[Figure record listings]

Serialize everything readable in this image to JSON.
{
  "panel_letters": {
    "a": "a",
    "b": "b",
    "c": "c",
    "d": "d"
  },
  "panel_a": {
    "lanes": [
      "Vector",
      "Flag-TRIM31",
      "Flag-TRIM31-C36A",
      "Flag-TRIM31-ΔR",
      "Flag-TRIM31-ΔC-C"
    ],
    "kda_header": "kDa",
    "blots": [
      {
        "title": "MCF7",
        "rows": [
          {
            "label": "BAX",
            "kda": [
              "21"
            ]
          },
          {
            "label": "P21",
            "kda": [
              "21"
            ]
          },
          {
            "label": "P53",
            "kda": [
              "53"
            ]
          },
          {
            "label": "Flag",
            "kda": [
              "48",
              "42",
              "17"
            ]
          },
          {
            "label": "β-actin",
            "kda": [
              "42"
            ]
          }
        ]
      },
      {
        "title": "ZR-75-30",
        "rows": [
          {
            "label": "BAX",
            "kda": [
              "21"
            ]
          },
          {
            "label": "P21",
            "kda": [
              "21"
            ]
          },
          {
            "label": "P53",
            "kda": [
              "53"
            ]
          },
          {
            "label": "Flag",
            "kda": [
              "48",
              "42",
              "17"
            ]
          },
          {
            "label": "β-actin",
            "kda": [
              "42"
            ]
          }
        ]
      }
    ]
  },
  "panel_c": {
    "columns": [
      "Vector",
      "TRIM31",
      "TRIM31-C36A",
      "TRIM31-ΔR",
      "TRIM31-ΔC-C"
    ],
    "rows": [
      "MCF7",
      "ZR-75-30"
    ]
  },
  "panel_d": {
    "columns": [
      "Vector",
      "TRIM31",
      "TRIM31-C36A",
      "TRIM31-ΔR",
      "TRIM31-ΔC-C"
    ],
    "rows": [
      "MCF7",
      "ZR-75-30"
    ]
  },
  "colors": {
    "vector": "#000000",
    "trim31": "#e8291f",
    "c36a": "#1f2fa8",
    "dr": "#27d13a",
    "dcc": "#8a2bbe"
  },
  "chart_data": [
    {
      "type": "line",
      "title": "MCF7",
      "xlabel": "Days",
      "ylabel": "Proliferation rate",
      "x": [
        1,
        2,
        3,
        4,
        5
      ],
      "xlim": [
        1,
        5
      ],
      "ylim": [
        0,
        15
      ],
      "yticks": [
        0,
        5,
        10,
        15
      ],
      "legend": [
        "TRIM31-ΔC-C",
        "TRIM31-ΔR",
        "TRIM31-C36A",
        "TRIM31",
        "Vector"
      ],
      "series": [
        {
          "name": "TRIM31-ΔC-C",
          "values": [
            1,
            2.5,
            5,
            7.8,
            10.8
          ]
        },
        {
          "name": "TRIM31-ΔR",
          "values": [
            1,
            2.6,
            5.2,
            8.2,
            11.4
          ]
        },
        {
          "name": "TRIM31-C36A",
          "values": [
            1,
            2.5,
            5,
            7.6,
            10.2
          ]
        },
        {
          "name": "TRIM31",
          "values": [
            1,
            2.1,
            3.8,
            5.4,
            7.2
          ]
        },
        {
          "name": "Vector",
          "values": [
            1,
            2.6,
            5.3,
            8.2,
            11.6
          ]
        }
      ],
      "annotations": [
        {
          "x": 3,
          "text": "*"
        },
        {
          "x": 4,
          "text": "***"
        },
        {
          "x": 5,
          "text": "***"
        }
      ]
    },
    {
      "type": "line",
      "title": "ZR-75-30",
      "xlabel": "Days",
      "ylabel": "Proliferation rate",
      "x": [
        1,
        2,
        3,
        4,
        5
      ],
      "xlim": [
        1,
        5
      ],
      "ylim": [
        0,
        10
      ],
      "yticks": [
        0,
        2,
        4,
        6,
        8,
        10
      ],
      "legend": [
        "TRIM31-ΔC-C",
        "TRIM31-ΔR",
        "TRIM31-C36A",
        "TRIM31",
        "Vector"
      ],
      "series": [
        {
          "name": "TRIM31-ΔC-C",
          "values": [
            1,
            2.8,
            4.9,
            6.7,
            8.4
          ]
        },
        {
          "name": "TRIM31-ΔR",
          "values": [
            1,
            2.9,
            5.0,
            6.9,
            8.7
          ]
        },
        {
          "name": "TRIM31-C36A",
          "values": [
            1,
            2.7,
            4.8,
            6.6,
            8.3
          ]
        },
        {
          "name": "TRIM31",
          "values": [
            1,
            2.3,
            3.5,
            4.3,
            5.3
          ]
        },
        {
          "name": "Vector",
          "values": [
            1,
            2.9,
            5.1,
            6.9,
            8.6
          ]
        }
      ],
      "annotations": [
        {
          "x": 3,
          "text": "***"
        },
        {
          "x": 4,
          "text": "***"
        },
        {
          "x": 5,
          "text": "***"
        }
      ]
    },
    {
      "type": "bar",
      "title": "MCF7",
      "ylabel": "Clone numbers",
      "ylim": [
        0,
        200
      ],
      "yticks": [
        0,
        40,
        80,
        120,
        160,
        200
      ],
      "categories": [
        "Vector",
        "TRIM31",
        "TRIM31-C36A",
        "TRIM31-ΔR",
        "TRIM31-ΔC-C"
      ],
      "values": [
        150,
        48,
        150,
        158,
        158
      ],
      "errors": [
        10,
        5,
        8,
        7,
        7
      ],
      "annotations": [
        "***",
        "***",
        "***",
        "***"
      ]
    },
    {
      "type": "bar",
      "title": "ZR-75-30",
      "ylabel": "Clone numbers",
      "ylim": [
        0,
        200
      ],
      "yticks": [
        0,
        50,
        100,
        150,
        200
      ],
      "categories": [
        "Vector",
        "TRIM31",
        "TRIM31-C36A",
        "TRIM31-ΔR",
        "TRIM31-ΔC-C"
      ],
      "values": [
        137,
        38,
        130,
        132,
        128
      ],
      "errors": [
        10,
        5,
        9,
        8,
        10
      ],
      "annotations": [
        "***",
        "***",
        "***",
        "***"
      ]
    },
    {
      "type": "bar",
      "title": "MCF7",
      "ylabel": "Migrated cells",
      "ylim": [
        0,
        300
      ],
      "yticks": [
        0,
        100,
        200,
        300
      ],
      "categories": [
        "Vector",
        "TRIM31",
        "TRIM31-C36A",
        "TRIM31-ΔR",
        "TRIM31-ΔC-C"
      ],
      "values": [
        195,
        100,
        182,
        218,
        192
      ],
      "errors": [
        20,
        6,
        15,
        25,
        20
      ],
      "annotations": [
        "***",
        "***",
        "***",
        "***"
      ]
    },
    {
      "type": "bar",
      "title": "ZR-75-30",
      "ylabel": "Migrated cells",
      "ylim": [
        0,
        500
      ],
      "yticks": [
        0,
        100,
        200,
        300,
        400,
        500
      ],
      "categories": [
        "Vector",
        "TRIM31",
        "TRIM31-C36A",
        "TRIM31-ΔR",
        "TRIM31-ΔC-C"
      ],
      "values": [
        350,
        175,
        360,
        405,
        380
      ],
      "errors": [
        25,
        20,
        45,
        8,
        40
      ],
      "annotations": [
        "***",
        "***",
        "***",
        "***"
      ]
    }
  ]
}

◆ What is required: All of the data above needs to be transcribed verbatim.

◆ The answer:
Serialize everything readable in this image to JSON.
{
  "panel_letters": {
    "a": "a",
    "b": "b",
    "c": "c",
    "d": "d"
  },
  "panel_a": {
    "lanes": [
      "Vector",
      "Flag-TRIM31",
      "Flag-TRIM31-C36A",
      "Flag-TRIM31-ΔR",
      "Flag-TRIM31-ΔC-C"
    ],
    "kda_header": "kDa",
    "blots": [
      {
        "title": "MCF7",
        "rows": [
          {
            "label": "BAX",
            "kda": [
              "21"
            ]
          },
          {
            "label": "P21",
            "kda": [
              "21"
            ]
          },
          {
            "label": "P53",
            "kda": [
              "53"
            ]
          },
          {
            "label": "Flag",
            "kda": [
              "48",
              "42",
              "17"
            ]
          },
          {
            "label": "β-actin",
            "kda": [
              "42"
            ]
          }
        ]
      },
      {
        "title": "ZR-75-30",
        "rows": [
          {
            "label": "BAX",
            "kda": [
              "21"
            ]
          },
          {
            "label": "P21",
            "kda": [
              "21"
            ]
          },
          {
            "label": "P53",
            "kda": [
              "53"
            ]
          },
          {
            "label": "Flag",
            "kda": [
              "48",
              "42",
              "17"
            ]
          },
          {
            "label": "β-actin",
            "kda": [
              "42"
            ]
          }
        ]
      }
    ]
  },
  "panel_c": {
    "columns": [
      "Vector",
      "TRIM31",
      "TRIM31-C36A",
      "TRIM31-ΔR",
      "TRIM31-ΔC-C"
    ],
    "rows": [
      "MCF7",
      "ZR-75-30"
    ]
  },
  "panel_d": {
    "columns": [
      "Vector",
      "TRIM31",
      "TRIM31-C36A",
      "TRIM31-ΔR",
      "TRIM31-ΔC-C"
    ],
    "rows": [
      "MCF7",
      "ZR-75-30"
    ]
  },
  "colors": {
    "vector": "#000000",
    "trim31": "#e8291f",
    "c36a": "#1f2fa8",
    "dr": "#27d13a",
    "dcc": "#8a2bbe"
  },
  "chart_data": [
    {
      "type": "line",
      "title": "MCF7",
      "xlabel": "Days",
      "ylabel": "Proliferation rate",
      "x": [
        1,
        2,
        3,
        4,
        5
      ],
      "xlim": [
        1,
        5
      ],
      "ylim": [
        0,
        15
      ],
      "yticks": [
        0,
        5,
        10,
        15
      ],
      "legend": [
        "TRIM31-ΔC-C",
        "TRIM31-ΔR",
        "TRIM31-C36A",
        "TRIM31",
        "Vector"
      ],
      "series": [
        {
          "name": "TRIM31-ΔC-C",
          "values": [
            1,
            2.5,
            5,
            7.8,
            10.8
          ]
        },
        {
          "name": "TRIM31-ΔR",
          "values": [
            1,
            2.6,
            5.2,
            8.2,
            11.4
          ]
        },
        {
          "name": "TRIM31-C36A",
          "values": [
            1,
            2.5,
            5,
            7.6,
            10.2
          ]
        },
        {
          "name": "TRIM31",
          "values": [
            1,
            2.1,
            3.8,
            5.4,
            7.2
          ]
        },
        {
          "name": "Vector",
          "values": [
            1,
            2.6,
            5.3,
            8.2,
            11.6
          ]
        }
      ],
      "annotations": [
        {
          "x": 3,
          "text": "*"
        },
        {
          "x": 4,
          "text": "***"
        },
        {
          "x": 5,
          "text": "***"
        }
      ]
    },
    {
      "type": "line",
      "title": "ZR-75-30",
      "xlabel": "Days",
      "ylabel": "Proliferation rate",
      "x": [
        1,
        2,
        3,
        4,
        5
      ],
      "xlim": [
        1,
        5
      ],
      "ylim": [
        0,
        10
      ],
      "yticks": [
        0,
        2,
        4,
        6,
        8,
        10
      ],
      "legend": [
        "TRIM31-ΔC-C",
        "TRIM31-ΔR",
        "TRIM31-C36A",
        "TRIM31",
        "Vector"
      ],
      "series": [
        {
          "name": "TRIM31-ΔC-C",
          "values": [
            1,
            2.8,
            4.9,
            6.7,
            8.4
          ]
        },
        {
          "name": "TRIM31-ΔR",
          "values": [
            1,
            2.9,
            5.0,
            6.9,
            8.7
          ]
        },
        {
          "name": "TRIM31-C36A",
          "values": [
            1,
            2.7,
            4.8,
            6.6,
            8.3
          ]
        },
        {
          "name": "TRIM31",
          "values": [
            1,
            2.3,
            3.5,
            4.3,
            5.3
          ]
        },
        {
          "name": "Vector",
          "values": [
            1,
            2.9,
            5.1,
            6.9,
            8.6
          ]
        }
      ],
      "annotations": [
        {
          "x": 3,
          "text": "***"
        },
        {
          "x": 4,
          "text": "***"
        },
        {
          "x": 5,
          "text": "***"
        }
      ]
    },
    {
      "type": "bar",
      "title": "MCF7",
      "ylabel": "Clone numbers",
      "ylim": [
        0,
        200
      ],
      "yticks": [
        0,
        40,
        80,
        120,
        160,
        200
      ],
      "categories": [
        "Vector",
        "TRIM31",
        "TRIM31-C36A",
        "TRIM31-ΔR",
        "TRIM31-ΔC-C"
      ],
      "values": [
        150,
        48,
        150,
        158,
        158
      ],
      "errors": [
        10,
        5,
        8,
        7,
        7
      ],
      "annotations": [
        "***",
        "***",
        "***",
        "***"
      ]
    },
    {
      "type": "bar",
      "title": "ZR-75-30",
      "ylabel": "Clone numbers",
      "ylim": [
        0,
        200
      ],
      "yticks": [
        0,
        50,
        100,
        150,
        200
      ],
      "categories": [
        "Vector",
        "TRIM31",
        "TRIM31-C36A",
        "TRIM31-ΔR",
        "TRIM31-ΔC-C"
      ],
      "values": [
        137,
        38,
        130,
        132,
        128
      ],
      "errors": [
        10,
        5,
        9,
        8,
        10
      ],
      "annotations": [
        "***",
        "***",
        "***",
        "***"
      ]
    },
    {
      "type": "bar",
      "title": "MCF7",
      "ylabel": "Migrated cells",
      "ylim": [
        0,
        300
      ],
      "yticks": [
        0,
        100,
        200,
        300
      ],
      "categories": [
        "Vector",
        "TRIM31",
        "TRIM31-C36A",
        "TRIM31-ΔR",
        "TRIM31-ΔC-C"
      ],
      "values": [
        195,
        100,
        182,
        218,
        192
      ],
      "errors": [
        20,
        6,
        15,
        25,
        20
      ],
      "annotations": [
        "***",
        "***",
        "***",
        "***"
      ]
    },
    {
      "type": "bar",
      "title": "ZR-75-30",
      "ylabel": "Migrated cells",
      "ylim": [
        0,
        500
      ],
      "yticks": [
        0,
        100,
        200,
        300,
        400,
        500
      ],
      "categories": [
        "Vector",
        "TRIM31",
        "TRIM31-C36A",
        "TRIM31-ΔR",
        "TRIM31-ΔC-C"
      ],
      "values": [
        350,
        175,
        360,
        405,
        380
      ],
      "errors": [
        25,
        20,
        45,
        8,
        40
      ],
      "annotations": [
        "***",
        "***",
        "***",
        "***"
      ]
    }
  ]
}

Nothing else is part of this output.